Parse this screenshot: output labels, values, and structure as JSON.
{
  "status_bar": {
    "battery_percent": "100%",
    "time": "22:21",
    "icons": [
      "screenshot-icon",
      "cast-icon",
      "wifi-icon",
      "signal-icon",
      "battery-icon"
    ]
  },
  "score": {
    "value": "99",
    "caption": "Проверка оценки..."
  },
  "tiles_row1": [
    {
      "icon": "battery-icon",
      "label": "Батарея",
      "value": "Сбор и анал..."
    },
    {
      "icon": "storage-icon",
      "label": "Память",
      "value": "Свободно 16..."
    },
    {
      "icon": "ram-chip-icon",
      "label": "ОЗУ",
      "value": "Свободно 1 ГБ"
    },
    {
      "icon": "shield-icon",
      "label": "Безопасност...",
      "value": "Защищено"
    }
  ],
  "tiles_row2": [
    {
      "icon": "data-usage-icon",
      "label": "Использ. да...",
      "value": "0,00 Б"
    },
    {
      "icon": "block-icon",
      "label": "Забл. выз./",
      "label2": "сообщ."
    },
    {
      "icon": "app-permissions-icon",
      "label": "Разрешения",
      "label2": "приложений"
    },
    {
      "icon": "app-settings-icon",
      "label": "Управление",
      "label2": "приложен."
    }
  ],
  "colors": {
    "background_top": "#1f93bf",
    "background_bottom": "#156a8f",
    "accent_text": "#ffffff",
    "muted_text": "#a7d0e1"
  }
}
───
• [Written request]
Reproduce the entries above exactly.

• [Finished answer]
Parse this screenshot: output labels, values, and structure as JSON.
{
  "status_bar": {
    "battery_percent": "100%",
    "time": "22:21",
    "icons": [
      "screenshot-icon",
      "cast-icon",
      "wifi-icon",
      "signal-icon",
      "battery-icon"
    ]
  },
  "score": {
    "value": "99",
    "caption": "Проверка оценки..."
  },
  "tiles_row1": [
    {
      "icon": "battery-icon",
      "label": "Батарея",
      "value": "Сбор и анал..."
    },
    {
      "icon": "storage-icon",
      "label": "Память",
      "value": "Свободно 16..."
    },
    {
      "icon": "ram-chip-icon",
      "label": "ОЗУ",
      "value": "Свободно 1 ГБ"
    },
    {
      "icon": "shield-icon",
      "label": "Безопасност...",
      "value": "Защищено"
    }
  ],
  "tiles_row2": [
    {
      "icon": "data-usage-icon",
      "label": "Использ. да...",
      "value": "0,00 Б"
    },
    {
      "icon": "block-icon",
      "label": "Забл. выз./",
      "label2": "сообщ."
    },
    {
      "icon": "app-permissions-icon",
      "label": "Разрешения",
      "label2": "приложений"
    },
    {
      "icon": "app-settings-icon",
      "label": "Управление",
      "label2": "приложен."
    }
  ],
  "colors": {
    "background_top": "#1f93bf",
    "background_bottom": "#156a8f",
    "accent_text": "#ffffff",
    "muted_text": "#a7d0e1"
  }
}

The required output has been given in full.